__WHAT IS NEEDED__
Set down the records once more, please, exactly and with the pictures left out.

##########

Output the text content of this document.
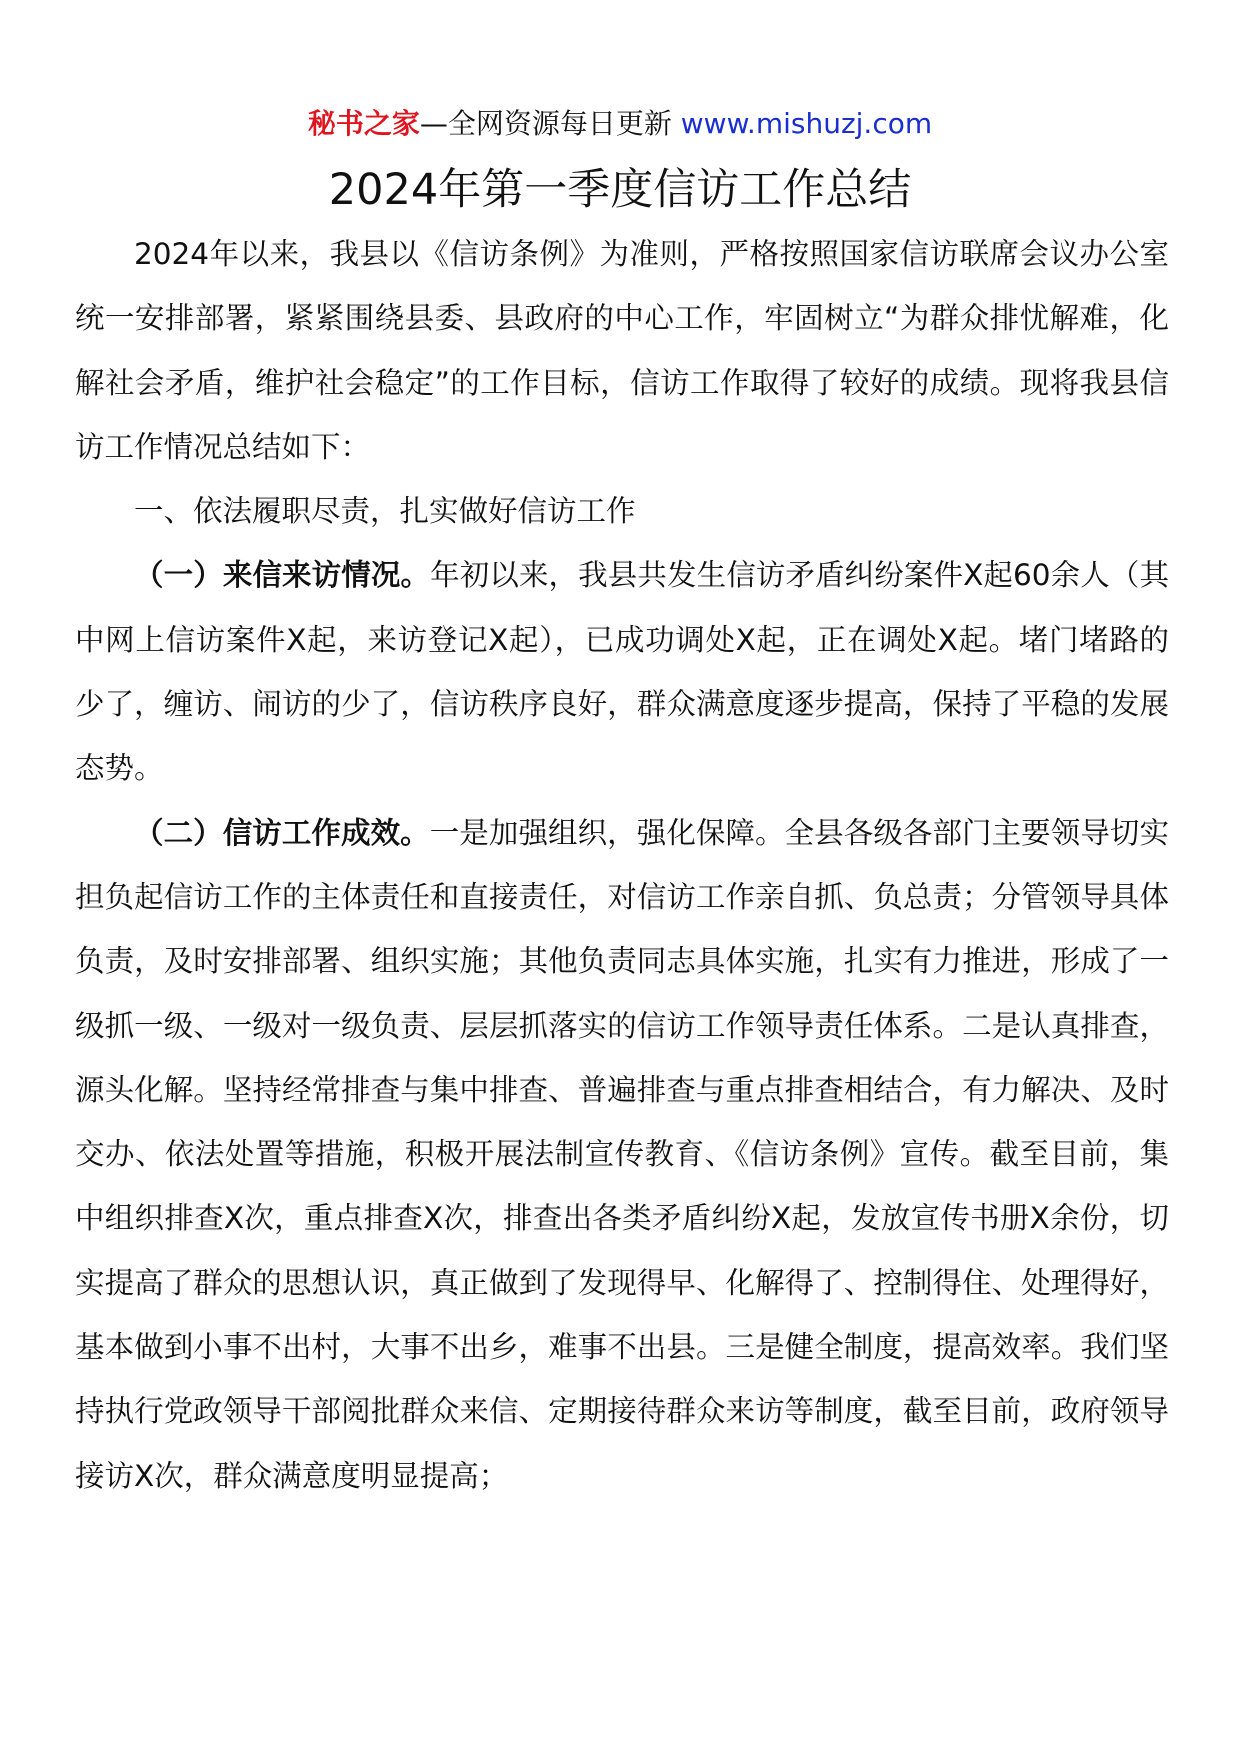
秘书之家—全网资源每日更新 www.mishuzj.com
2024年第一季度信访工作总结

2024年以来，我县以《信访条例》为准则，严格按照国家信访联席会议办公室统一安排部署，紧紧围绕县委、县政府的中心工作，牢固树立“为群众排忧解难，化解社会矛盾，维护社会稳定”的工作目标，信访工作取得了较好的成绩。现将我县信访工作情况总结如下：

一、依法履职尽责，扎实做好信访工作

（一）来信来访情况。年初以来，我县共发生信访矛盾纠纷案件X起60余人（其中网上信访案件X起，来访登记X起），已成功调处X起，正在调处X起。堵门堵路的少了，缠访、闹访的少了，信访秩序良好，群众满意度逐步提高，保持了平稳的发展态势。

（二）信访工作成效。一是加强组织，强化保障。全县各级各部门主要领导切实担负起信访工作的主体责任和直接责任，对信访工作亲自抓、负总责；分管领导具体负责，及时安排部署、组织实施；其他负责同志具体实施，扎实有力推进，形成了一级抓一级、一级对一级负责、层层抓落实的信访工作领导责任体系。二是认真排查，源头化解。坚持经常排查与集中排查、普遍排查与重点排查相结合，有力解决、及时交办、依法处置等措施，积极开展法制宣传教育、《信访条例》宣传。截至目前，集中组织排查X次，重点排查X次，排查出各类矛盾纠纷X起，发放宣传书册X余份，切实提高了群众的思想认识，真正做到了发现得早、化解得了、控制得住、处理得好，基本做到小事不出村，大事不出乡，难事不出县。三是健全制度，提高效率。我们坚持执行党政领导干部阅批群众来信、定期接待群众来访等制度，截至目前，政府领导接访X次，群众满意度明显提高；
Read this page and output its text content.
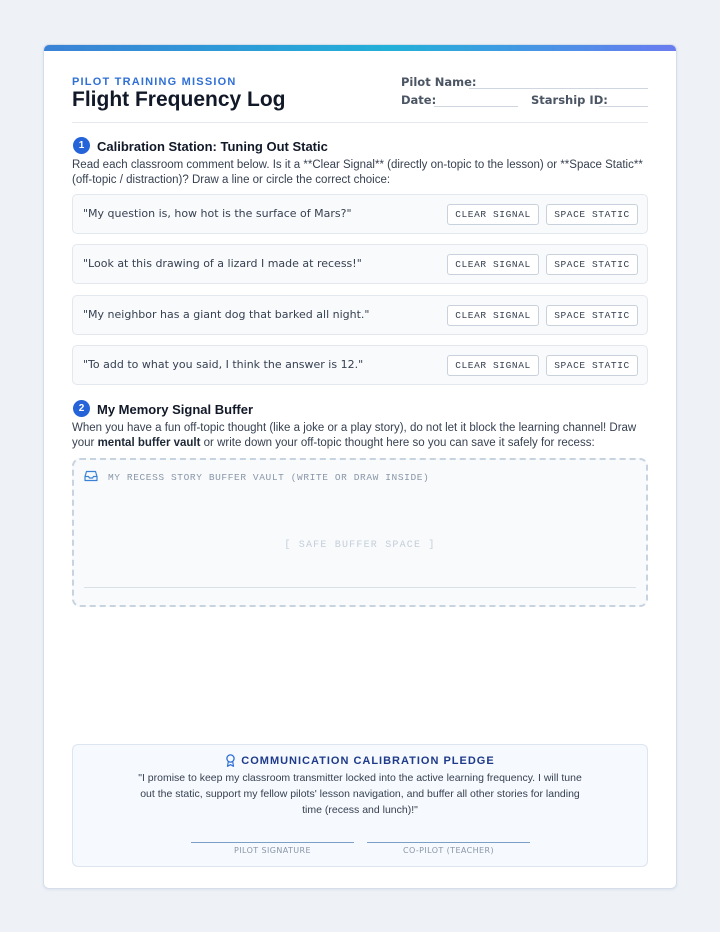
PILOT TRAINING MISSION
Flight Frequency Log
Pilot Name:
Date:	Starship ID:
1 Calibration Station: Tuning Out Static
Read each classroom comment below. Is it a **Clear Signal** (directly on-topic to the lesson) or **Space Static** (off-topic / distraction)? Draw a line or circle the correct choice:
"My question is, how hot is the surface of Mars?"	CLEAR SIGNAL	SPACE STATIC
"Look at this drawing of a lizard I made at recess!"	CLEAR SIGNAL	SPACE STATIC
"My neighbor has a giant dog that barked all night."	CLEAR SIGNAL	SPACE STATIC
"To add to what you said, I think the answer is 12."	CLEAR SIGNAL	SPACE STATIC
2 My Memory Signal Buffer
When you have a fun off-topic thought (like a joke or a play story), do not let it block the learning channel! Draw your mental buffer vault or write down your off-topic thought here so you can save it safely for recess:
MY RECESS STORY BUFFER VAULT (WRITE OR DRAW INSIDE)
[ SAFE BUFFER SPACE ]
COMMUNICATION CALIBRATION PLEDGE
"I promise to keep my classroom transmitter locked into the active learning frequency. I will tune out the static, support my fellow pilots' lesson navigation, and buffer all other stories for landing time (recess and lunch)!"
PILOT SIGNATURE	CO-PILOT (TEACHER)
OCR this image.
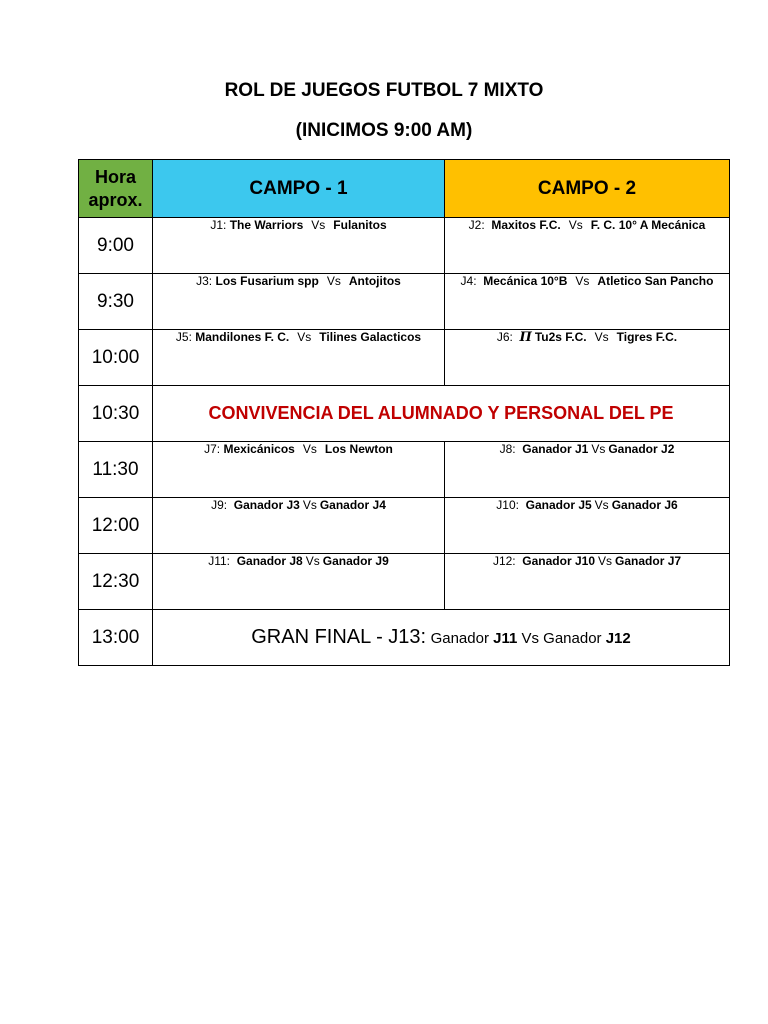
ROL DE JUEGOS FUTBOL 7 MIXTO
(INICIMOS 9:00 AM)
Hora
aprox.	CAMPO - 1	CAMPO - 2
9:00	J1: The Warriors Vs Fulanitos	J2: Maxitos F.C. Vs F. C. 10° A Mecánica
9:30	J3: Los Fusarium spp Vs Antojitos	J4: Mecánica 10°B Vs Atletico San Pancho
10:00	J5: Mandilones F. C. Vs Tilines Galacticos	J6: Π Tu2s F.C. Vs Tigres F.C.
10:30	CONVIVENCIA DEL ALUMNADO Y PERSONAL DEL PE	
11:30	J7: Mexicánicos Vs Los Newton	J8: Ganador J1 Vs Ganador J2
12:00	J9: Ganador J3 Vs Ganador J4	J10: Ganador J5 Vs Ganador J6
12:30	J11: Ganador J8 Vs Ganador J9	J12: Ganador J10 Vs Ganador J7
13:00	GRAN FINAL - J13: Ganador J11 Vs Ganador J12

##########

__ANSWER IN FULL__
Output the text content of this document.
秘书之家—全网资源每日更新 www.mishuzj.com
2024年第一季度信访工作总结

2024年以来，我县以《信访条例》为准则，严格按照国家信访联席会议办公室统一安排部署，紧紧围绕县委、县政府的中心工作，牢固树立“为群众排忧解难，化解社会矛盾，维护社会稳定”的工作目标，信访工作取得了较好的成绩。现将我县信访工作情况总结如下：

一、依法履职尽责，扎实做好信访工作

（一）来信来访情况。年初以来，我县共发生信访矛盾纠纷案件X起60余人（其中网上信访案件X起，来访登记X起），已成功调处X起，正在调处X起。堵门堵路的少了，缠访、闹访的少了，信访秩序良好，群众满意度逐步提高，保持了平稳的发展态势。

（二）信访工作成效。一是加强组织，强化保障。全县各级各部门主要领导切实担负起信访工作的主体责任和直接责任，对信访工作亲自抓、负总责；分管领导具体负责，及时安排部署、组织实施；其他负责同志具体实施，扎实有力推进，形成了一级抓一级、一级对一级负责、层层抓落实的信访工作领导责任体系。二是认真排查，源头化解。坚持经常排查与集中排查、普遍排查与重点排查相结合，有力解决、及时交办、依法处置等措施，积极开展法制宣传教育、《信访条例》宣传。截至目前，集中组织排查X次，重点排查X次，排查出各类矛盾纠纷X起，发放宣传书册X余份，切实提高了群众的思想认识，真正做到了发现得早、化解得了、控制得住、处理得好，基本做到小事不出村，大事不出乡，难事不出县。三是健全制度，提高效率。我们坚持执行党政领导干部阅批群众来信、定期接待群众来访等制度，截至目前，政府领导接访X次，群众满意度明显提高；
Read this page and output its text content.
PILOT TRAINING MISSION
Flight Frequency Log
Pilot Name:
Date:	Starship ID:
1 Calibration Station: Tuning Out Static
Read each classroom comment below. Is it a **Clear Signal** (directly on-topic to the lesson) or **Space Static** (off-topic / distraction)? Draw a line or circle the correct choice:
"My question is, how hot is the surface of Mars?"	CLEAR SIGNAL	SPACE STATIC
"Look at this drawing of a lizard I made at recess!"	CLEAR SIGNAL	SPACE STATIC
"My neighbor has a giant dog that barked all night."	CLEAR SIGNAL	SPACE STATIC
"To add to what you said, I think the answer is 12."	CLEAR SIGNAL	SPACE STATIC
2 My Memory Signal Buffer
When you have a fun off-topic thought (like a joke or a play story), do not let it block the learning channel! Draw your mental buffer vault or write down your off-topic thought here so you can save it safely for recess:
MY RECESS STORY BUFFER VAULT (WRITE OR DRAW INSIDE)
[ SAFE BUFFER SPACE ]
COMMUNICATION CALIBRATION PLEDGE
"I promise to keep my classroom transmitter locked into the active learning frequency. I will tune out the static, support my fellow pilots' lesson navigation, and buffer all other stories for landing time (recess and lunch)!"
PILOT SIGNATURE	CO-PILOT (TEACHER)
OCR this image.
ROL DE JUEGOS FUTBOL 7 MIXTO
(INICIMOS 9:00 AM)
Hora
aprox.	CAMPO - 1	CAMPO - 2
9:00	J1: The Warriors Vs Fulanitos	J2: Maxitos F.C. Vs F. C. 10° A Mecánica
9:30	J3: Los Fusarium spp Vs Antojitos	J4: Mecánica 10°B Vs Atletico San Pancho
10:00	J5: Mandilones F. C. Vs Tilines Galacticos	J6: Π Tu2s F.C. Vs Tigres F.C.
10:30	CONVIVENCIA DEL ALUMNADO Y PERSONAL DEL PE	
11:30	J7: Mexicánicos Vs Los Newton	J8: Ganador J1 Vs Ganador J2
12:00	J9: Ganador J3 Vs Ganador J4	J10: Ganador J5 Vs Ganador J6
12:30	J11: Ganador J8 Vs Ganador J9	J12: Ganador J10 Vs Ganador J7
13:00	GRAN FINAL - J13: Ganador J11 Vs Ganador J12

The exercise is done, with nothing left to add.